Goal of the exercise =>
Set out each line from the following listing that includes the word "reasoning".

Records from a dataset
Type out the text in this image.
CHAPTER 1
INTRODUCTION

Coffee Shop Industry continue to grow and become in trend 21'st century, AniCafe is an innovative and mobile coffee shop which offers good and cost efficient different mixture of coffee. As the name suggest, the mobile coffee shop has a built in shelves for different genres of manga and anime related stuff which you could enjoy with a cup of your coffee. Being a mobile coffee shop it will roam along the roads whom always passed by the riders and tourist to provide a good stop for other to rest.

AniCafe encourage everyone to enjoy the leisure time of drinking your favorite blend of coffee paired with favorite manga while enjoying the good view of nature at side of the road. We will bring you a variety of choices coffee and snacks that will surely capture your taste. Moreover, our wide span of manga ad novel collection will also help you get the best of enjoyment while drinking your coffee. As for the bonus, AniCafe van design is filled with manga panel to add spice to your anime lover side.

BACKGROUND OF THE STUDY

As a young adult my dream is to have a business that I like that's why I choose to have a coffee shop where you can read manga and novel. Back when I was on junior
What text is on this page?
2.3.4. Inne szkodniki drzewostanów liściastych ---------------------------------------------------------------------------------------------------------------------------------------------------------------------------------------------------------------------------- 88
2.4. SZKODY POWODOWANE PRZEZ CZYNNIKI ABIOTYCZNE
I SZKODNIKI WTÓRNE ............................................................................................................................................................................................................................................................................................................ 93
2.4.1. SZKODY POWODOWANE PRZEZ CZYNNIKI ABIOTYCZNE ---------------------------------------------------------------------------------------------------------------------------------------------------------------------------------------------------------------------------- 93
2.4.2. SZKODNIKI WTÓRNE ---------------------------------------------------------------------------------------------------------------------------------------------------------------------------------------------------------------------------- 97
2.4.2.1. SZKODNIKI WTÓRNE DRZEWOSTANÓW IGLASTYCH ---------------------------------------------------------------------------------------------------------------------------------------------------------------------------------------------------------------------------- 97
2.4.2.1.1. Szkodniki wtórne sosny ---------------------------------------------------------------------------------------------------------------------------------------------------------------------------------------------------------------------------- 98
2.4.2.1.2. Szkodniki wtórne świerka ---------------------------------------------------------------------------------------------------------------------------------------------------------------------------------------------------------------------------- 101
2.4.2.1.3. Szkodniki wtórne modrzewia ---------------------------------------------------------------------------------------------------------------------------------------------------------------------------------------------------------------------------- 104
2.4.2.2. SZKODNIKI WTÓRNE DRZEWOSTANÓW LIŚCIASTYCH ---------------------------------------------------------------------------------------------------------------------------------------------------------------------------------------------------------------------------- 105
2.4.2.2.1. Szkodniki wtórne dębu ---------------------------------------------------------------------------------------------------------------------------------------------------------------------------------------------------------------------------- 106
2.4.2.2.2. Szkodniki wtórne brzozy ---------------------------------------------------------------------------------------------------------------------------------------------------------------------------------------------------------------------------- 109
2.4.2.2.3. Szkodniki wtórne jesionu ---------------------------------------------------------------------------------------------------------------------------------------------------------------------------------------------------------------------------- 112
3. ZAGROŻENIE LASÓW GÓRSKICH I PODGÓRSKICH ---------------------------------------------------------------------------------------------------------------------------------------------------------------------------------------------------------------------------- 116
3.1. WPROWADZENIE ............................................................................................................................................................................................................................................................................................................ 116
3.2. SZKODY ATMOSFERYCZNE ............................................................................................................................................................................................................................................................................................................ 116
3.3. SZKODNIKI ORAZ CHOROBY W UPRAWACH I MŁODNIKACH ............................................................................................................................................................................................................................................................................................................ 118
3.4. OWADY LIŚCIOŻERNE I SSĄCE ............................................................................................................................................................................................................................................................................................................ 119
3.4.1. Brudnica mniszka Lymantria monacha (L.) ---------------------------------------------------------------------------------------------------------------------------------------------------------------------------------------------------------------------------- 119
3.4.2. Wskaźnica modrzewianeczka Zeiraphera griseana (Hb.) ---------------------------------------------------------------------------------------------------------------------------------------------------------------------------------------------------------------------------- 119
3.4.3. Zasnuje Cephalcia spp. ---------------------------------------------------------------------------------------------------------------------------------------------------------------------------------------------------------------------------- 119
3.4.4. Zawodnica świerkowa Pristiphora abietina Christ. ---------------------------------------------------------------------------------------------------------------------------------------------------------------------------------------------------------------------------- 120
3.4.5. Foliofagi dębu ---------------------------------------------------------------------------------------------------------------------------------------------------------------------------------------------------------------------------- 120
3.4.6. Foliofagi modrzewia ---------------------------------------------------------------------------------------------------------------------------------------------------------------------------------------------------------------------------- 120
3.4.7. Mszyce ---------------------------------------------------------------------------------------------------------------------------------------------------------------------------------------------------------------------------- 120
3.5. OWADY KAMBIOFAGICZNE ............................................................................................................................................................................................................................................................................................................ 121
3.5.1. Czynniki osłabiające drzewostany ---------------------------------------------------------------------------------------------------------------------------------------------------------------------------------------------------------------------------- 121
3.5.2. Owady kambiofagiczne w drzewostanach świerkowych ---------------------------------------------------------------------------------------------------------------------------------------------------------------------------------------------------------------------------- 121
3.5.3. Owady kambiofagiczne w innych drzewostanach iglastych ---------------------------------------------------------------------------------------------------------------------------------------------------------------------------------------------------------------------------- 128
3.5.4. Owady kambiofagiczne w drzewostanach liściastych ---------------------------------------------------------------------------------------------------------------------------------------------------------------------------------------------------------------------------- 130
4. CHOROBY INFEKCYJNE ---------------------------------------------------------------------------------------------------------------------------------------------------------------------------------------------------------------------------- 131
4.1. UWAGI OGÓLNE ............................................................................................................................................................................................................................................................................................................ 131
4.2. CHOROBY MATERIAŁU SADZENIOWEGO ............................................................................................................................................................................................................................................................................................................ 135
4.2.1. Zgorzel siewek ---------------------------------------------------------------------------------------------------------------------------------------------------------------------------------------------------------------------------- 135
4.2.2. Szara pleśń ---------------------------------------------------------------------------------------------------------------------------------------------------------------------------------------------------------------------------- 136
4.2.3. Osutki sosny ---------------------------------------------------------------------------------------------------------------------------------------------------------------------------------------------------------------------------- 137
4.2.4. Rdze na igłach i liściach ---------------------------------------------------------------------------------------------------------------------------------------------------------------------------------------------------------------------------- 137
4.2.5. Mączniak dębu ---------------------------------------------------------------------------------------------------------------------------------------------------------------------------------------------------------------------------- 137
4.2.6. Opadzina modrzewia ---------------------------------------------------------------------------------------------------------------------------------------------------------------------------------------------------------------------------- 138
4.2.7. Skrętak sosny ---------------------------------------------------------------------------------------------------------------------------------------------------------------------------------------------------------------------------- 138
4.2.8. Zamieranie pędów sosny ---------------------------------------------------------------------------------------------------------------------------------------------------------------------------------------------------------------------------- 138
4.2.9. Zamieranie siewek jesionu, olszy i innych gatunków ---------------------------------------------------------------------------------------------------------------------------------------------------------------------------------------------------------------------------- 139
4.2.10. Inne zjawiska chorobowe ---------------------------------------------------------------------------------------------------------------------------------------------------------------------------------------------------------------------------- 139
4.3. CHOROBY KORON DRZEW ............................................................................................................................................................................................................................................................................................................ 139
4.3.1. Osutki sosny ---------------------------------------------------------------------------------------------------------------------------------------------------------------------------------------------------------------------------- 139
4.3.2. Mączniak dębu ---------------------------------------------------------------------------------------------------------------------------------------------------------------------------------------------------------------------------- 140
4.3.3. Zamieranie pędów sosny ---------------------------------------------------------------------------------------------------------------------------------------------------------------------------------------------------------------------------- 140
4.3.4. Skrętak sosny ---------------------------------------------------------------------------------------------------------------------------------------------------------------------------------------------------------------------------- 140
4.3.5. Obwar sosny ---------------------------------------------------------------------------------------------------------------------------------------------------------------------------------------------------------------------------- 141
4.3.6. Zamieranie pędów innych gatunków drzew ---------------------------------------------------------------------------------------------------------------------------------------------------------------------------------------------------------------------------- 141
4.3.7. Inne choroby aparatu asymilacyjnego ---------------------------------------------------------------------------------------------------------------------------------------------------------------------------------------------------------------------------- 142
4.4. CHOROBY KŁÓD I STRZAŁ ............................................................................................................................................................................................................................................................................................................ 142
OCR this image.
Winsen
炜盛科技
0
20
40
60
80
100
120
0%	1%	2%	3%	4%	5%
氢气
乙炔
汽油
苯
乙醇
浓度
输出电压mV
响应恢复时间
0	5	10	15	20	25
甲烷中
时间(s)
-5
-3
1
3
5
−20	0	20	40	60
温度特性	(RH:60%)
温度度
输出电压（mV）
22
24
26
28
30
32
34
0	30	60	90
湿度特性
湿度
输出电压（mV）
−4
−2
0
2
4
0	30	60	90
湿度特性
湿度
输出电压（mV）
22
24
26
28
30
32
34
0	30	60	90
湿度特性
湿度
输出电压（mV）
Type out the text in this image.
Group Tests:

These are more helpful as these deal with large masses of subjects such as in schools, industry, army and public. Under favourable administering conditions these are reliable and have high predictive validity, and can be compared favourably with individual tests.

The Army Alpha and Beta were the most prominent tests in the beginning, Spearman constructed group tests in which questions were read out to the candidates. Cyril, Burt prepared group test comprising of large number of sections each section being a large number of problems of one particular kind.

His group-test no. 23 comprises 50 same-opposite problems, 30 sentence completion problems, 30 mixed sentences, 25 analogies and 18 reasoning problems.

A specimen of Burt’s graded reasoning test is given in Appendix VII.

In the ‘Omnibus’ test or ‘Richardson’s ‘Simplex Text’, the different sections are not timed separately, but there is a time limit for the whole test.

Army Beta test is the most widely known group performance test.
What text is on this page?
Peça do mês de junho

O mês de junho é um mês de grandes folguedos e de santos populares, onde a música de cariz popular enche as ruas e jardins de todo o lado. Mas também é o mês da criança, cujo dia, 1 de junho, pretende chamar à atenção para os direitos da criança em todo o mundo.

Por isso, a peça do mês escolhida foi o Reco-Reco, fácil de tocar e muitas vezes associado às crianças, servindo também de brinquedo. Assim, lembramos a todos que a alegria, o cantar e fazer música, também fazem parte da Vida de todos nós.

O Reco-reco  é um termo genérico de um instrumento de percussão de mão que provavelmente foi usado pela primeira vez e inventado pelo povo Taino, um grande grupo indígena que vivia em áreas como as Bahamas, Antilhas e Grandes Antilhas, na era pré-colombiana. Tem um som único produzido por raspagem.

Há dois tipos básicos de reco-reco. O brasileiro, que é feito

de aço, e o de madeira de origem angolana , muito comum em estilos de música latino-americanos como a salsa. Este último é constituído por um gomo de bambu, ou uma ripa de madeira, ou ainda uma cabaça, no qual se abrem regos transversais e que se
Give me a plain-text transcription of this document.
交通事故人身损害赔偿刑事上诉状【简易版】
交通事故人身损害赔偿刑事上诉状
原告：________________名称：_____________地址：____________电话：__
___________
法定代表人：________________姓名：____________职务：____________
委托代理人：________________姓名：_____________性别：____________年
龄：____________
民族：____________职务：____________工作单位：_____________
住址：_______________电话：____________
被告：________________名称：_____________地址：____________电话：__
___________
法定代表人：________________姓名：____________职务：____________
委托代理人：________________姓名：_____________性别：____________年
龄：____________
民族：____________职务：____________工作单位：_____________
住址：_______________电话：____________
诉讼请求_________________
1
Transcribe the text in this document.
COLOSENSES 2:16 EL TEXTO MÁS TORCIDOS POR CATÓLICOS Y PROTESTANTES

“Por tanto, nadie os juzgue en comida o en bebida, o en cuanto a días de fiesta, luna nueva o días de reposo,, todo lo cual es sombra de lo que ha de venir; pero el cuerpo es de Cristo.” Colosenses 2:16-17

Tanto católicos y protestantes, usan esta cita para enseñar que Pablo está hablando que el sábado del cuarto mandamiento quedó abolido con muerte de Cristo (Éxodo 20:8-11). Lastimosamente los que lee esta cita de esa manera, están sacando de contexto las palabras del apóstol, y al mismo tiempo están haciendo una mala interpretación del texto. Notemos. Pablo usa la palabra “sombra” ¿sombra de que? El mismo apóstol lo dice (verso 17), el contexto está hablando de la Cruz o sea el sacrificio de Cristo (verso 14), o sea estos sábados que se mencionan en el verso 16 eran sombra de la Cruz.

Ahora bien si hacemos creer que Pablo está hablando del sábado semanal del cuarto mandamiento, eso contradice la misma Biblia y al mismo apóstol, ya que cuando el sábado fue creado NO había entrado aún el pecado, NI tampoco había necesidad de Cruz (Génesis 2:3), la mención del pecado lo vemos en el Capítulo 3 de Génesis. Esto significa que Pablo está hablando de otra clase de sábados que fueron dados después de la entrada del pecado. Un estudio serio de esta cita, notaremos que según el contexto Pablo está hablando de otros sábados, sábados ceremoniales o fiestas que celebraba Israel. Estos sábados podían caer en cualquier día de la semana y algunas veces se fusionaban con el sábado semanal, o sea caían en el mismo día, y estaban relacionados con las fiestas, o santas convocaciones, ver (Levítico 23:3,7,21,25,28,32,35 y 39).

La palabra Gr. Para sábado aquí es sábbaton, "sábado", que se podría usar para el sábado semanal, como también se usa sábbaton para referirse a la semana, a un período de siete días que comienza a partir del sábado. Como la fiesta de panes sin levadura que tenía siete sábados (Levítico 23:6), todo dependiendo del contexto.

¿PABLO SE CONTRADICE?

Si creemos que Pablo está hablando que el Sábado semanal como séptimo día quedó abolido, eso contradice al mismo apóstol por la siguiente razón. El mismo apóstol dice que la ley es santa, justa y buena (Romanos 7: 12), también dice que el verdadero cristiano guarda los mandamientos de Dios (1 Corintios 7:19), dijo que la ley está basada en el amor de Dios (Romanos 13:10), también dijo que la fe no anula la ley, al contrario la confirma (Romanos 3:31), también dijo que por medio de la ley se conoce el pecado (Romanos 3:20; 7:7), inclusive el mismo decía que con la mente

Written solution =>
His group-test no. 23 comprises 50 same-opposite problems, 30 sentence completion problems, 30 mixed sentences, 25 analogies and 18 reasoning problems.
A specimen of Burt’s graded reasoning test is given in Appendix VII.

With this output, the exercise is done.